» **Exercise requirements**
Without the pictures, output the records below word for word.

» **Exercise material**

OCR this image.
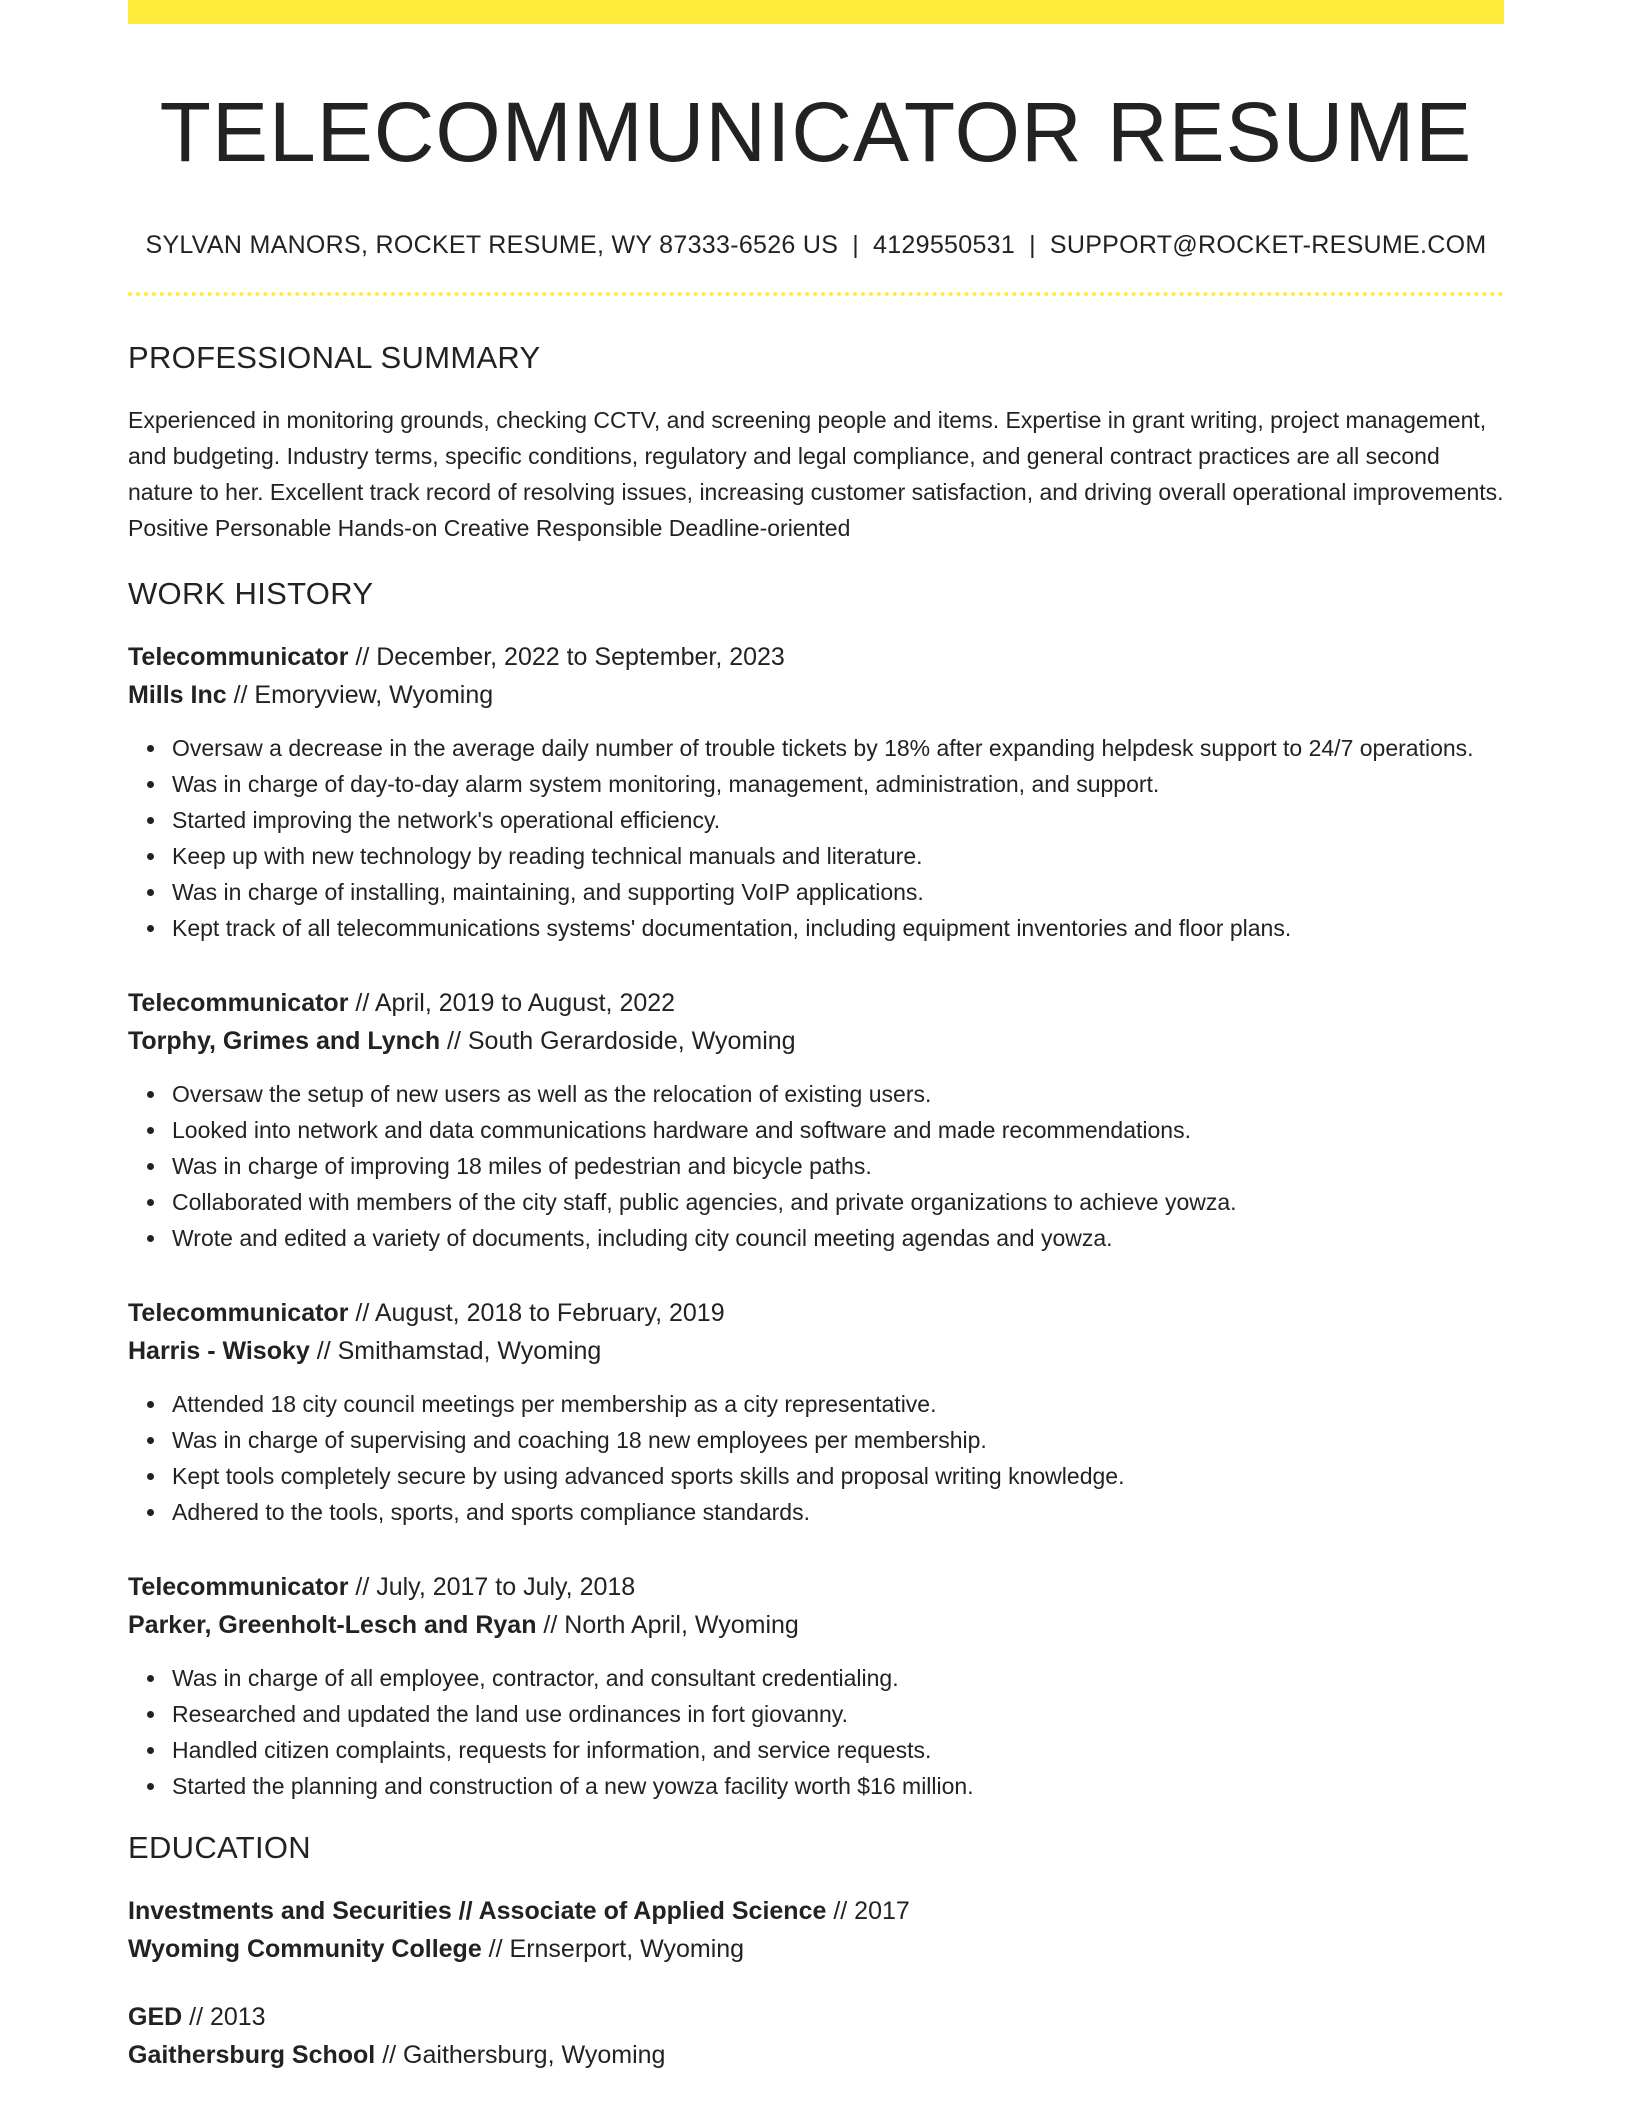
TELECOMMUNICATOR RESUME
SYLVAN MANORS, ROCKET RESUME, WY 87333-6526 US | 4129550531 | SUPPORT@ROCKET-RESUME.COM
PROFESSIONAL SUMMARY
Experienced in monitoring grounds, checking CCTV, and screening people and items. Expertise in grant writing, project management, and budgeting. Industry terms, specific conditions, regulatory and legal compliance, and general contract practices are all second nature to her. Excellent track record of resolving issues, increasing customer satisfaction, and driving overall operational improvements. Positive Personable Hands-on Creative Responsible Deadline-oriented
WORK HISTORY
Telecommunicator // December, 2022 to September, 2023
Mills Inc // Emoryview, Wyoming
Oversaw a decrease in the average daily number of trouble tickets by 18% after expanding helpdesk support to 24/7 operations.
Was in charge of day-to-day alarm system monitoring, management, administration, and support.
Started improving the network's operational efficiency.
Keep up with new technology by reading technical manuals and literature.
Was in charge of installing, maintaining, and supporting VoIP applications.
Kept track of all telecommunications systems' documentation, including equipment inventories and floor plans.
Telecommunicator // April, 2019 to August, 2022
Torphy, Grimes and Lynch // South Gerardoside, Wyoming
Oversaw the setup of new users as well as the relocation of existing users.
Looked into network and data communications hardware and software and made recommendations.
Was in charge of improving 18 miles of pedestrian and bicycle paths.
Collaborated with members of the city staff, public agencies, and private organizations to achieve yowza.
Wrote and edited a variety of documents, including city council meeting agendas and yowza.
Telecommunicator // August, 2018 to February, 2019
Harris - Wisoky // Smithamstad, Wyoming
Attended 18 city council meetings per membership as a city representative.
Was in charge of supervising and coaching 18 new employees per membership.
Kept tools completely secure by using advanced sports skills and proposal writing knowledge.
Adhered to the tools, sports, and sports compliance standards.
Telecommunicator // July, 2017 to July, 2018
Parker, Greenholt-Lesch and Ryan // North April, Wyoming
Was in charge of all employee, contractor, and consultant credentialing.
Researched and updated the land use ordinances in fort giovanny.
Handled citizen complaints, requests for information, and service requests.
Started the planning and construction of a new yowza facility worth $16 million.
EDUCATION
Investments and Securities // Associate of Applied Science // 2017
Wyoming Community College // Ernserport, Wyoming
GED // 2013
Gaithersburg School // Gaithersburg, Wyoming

» **Task result**
OCR this image.
TELECOMMUNICATOR RESUME
SYLVAN MANORS, ROCKET RESUME, WY 87333-6526 US | 4129550531 | SUPPORT@ROCKET-RESUME.COM
PROFESSIONAL SUMMARY
Experienced in monitoring grounds, checking CCTV, and screening people and items. Expertise in grant writing, project management, and budgeting. Industry terms, specific conditions, regulatory and legal compliance, and general contract practices are all second nature to her. Excellent track record of resolving issues, increasing customer satisfaction, and driving overall operational improvements. Positive Personable Hands-on Creative Responsible Deadline-oriented
WORK HISTORY
Telecommunicator // December, 2022 to September, 2023
Mills Inc // Emoryview, Wyoming
Oversaw a decrease in the average daily number of trouble tickets by 18% after expanding helpdesk support to 24/7 operations.
Was in charge of day-to-day alarm system monitoring, management, administration, and support.
Started improving the network's operational efficiency.
Keep up with new technology by reading technical manuals and literature.
Was in charge of installing, maintaining, and supporting VoIP applications.
Kept track of all telecommunications systems' documentation, including equipment inventories and floor plans.
Telecommunicator // April, 2019 to August, 2022
Torphy, Grimes and Lynch // South Gerardoside, Wyoming
Oversaw the setup of new users as well as the relocation of existing users.
Looked into network and data communications hardware and software and made recommendations.
Was in charge of improving 18 miles of pedestrian and bicycle paths.
Collaborated with members of the city staff, public agencies, and private organizations to achieve yowza.
Wrote and edited a variety of documents, including city council meeting agendas and yowza.
Telecommunicator // August, 2018 to February, 2019
Harris - Wisoky // Smithamstad, Wyoming
Attended 18 city council meetings per membership as a city representative.
Was in charge of supervising and coaching 18 new employees per membership.
Kept tools completely secure by using advanced sports skills and proposal writing knowledge.
Adhered to the tools, sports, and sports compliance standards.
Telecommunicator // July, 2017 to July, 2018
Parker, Greenholt-Lesch and Ryan // North April, Wyoming
Was in charge of all employee, contractor, and consultant credentialing.
Researched and updated the land use ordinances in fort giovanny.
Handled citizen complaints, requests for information, and service requests.
Started the planning and construction of a new yowza facility worth $16 million.
EDUCATION
Investments and Securities // Associate of Applied Science // 2017
Wyoming Community College // Ernserport, Wyoming
GED // 2013
Gaithersburg School // Gaithersburg, Wyoming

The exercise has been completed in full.